┌──
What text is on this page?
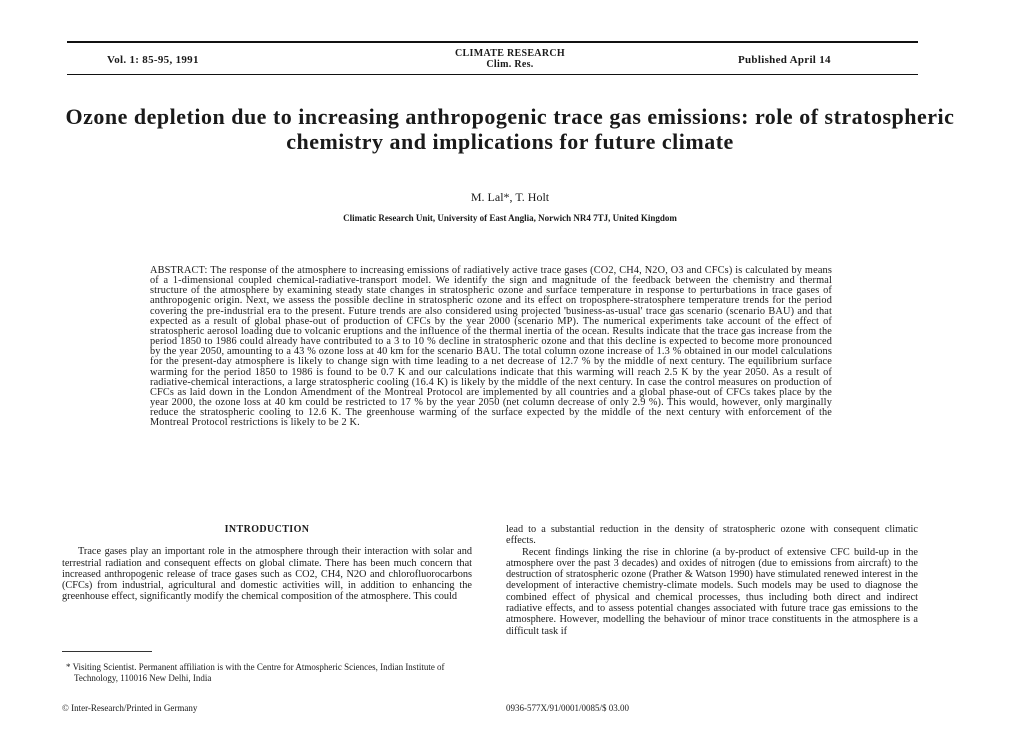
Vol. 1: 85-95, 1991
CLIMATE RESEARCH
Clim. Res.	Published April 14
Ozone depletion due to increasing anthropogenic trace gas emissions: role of stratospheric chemistry and implications for future climate
M. Lal*, T. Holt
Climatic Research Unit, University of East Anglia, Norwich NR4 7TJ, United Kingdom
ABSTRACT: The response of the atmosphere to increasing emissions of radiatively active trace gases (CO2, CH4, N2O, O3 and CFCs) is calculated by means of a 1-dimensional coupled chemical-radiative-transport model. We identify the sign and magnitude of the feedback between the chemistry and thermal structure of the atmosphere by examining steady state changes in stratospheric ozone and surface temperature in response to perturbations in trace gases of anthropogenic origin. Next, we assess the possible decline in stratospheric ozone and its effect on troposphere-stratosphere temperature trends for the period covering the pre-industrial era to the present. Future trends are also considered using projected 'business-as-usual' trace gas scenario (scenario BAU) and that expected as a result of global phase-out of production of CFCs by the year 2000 (scenario MP). The numerical experiments take account of the effect of stratospheric aerosol loading due to volcanic eruptions and the influence of the thermal inertia of the ocean. Results indicate that the trace gas increase from the period 1850 to 1986 could already have contributed to a 3 to 10 % decline in stratospheric ozone and that this decline is expected to become more pronounced by the year 2050, amounting to a 43 % ozone loss at 40 km for the scenario BAU. The total column ozone increase of 1.3 % obtained in our model calculations for the present-day atmosphere is likely to change sign with time leading to a net decrease of 12.7 % by the middle of next century. The equilibrium surface warming for the period 1850 to 1986 is found to be 0.7 K and our calculations indicate that this warming will reach 2.5 K by the year 2050. As a result of radiative-chemical interactions, a large stratospheric cooling (16.4 K) is likely by the middle of the next century. In case the control measures on production of CFCs as laid down in the London Amendment of the Montreal Protocol are implemented by all countries and a global phase-out of CFCs takes place by the year 2000, the ozone loss at 40 km could be restricted to 17 % by the year 2050 (net column decrease of only 2.9 %). This would, however, only marginally reduce the stratospheric cooling to 12.6 K. The greenhouse warming of the surface expected by the middle of the next century with enforcement of the Montreal Protocol restrictions is likely to be 2 K.
INTRODUCTION

Trace gases play an important role in the atmosphere through their interaction with solar and terrestrial radiation and consequent effects on global climate. There has been much concern that increased anthropogenic release of trace gases such as CO2, CH4, N2O and chlorofluorocarbons (CFCs) from industrial, agricultural and domestic activities will, in addition to enhancing the greenhouse effect, significantly modify the chemical composition of the atmosphere. This could

lead to a substantial reduction in the density of stratospheric ozone with consequent climatic effects.

Recent findings linking the rise in chlorine (a by-product of extensive CFC build-up in the atmosphere over the past 3 decades) and oxides of nitrogen (due to emissions from aircraft) to the destruction of stratospheric ozone (Prather & Watson 1990) have stimulated renewed interest in the development of interactive chemistry-climate models. Such models may be used to diagnose the combined effect of physical and chemical processes, thus including both direct and indirect radiative effects, and to assess potential changes associated with future trace gas emissions to the atmosphere. However, modelling the behaviour of minor trace constituents in the atmosphere is a difficult task if

* Visiting Scientist. Permanent affiliation is with the Centre for Atmospheric Sciences, Indian Institute of Technology, 110016 New Delhi, India
© Inter-Research/Printed in Germany	0936-577X/91/0001/0085/$ 03.00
└──
(CHALLENGE): Every line above should be repeated exactly; pictures stay out of the copy.

(TASK RESULT):
What text is on this page?
Vol. 1: 85-95, 1991
CLIMATE RESEARCH
Clim. Res.	Published April 14
Ozone depletion due to increasing anthropogenic trace gas emissions: role of stratospheric chemistry and implications for future climate
M. Lal*, T. Holt
Climatic Research Unit, University of East Anglia, Norwich NR4 7TJ, United Kingdom
ABSTRACT: The response of the atmosphere to increasing emissions of radiatively active trace gases (CO2, CH4, N2O, O3 and CFCs) is calculated by means of a 1-dimensional coupled chemical-radiative-transport model. We identify the sign and magnitude of the feedback between the chemistry and thermal structure of the atmosphere by examining steady state changes in stratospheric ozone and surface temperature in response to perturbations in trace gases of anthropogenic origin. Next, we assess the possible decline in stratospheric ozone and its effect on troposphere-stratosphere temperature trends for the period covering the pre-industrial era to the present. Future trends are also considered using projected 'business-as-usual' trace gas scenario (scenario BAU) and that expected as a result of global phase-out of production of CFCs by the year 2000 (scenario MP). The numerical experiments take account of the effect of stratospheric aerosol loading due to volcanic eruptions and the influence of the thermal inertia of the ocean. Results indicate that the trace gas increase from the period 1850 to 1986 could already have contributed to a 3 to 10 % decline in stratospheric ozone and that this decline is expected to become more pronounced by the year 2050, amounting to a 43 % ozone loss at 40 km for the scenario BAU. The total column ozone increase of 1.3 % obtained in our model calculations for the present-day atmosphere is likely to change sign with time leading to a net decrease of 12.7 % by the middle of next century. The equilibrium surface warming for the period 1850 to 1986 is found to be 0.7 K and our calculations indicate that this warming will reach 2.5 K by the year 2050. As a result of radiative-chemical interactions, a large stratospheric cooling (16.4 K) is likely by the middle of the next century. In case the control measures on production of CFCs as laid down in the London Amendment of the Montreal Protocol are implemented by all countries and a global phase-out of CFCs takes place by the year 2000, the ozone loss at 40 km could be restricted to 17 % by the year 2050 (net column decrease of only 2.9 %). This would, however, only marginally reduce the stratospheric cooling to 12.6 K. The greenhouse warming of the surface expected by the middle of the next century with enforcement of the Montreal Protocol restrictions is likely to be 2 K.
INTRODUCTION

Trace gases play an important role in the atmosphere through their interaction with solar and terrestrial radiation and consequent effects on global climate. There has been much concern that increased anthropogenic release of trace gases such as CO2, CH4, N2O and chlorofluorocarbons (CFCs) from industrial, agricultural and domestic activities will, in addition to enhancing the greenhouse effect, significantly modify the chemical composition of the atmosphere. This could

lead to a substantial reduction in the density of stratospheric ozone with consequent climatic effects.

Recent findings linking the rise in chlorine (a by-product of extensive CFC build-up in the atmosphere over the past 3 decades) and oxides of nitrogen (due to emissions from aircraft) to the destruction of stratospheric ozone (Prather & Watson 1990) have stimulated renewed interest in the development of interactive chemistry-climate models. Such models may be used to diagnose the combined effect of physical and chemical processes, thus including both direct and indirect radiative effects, and to assess potential changes associated with future trace gas emissions to the atmosphere. However, modelling the behaviour of minor trace constituents in the atmosphere is a difficult task if

* Visiting Scientist. Permanent affiliation is with the Centre for Atmospheric Sciences, Indian Institute of Technology, 110016 New Delhi, India
© Inter-Research/Printed in Germany	0936-577X/91/0001/0085/$ 03.00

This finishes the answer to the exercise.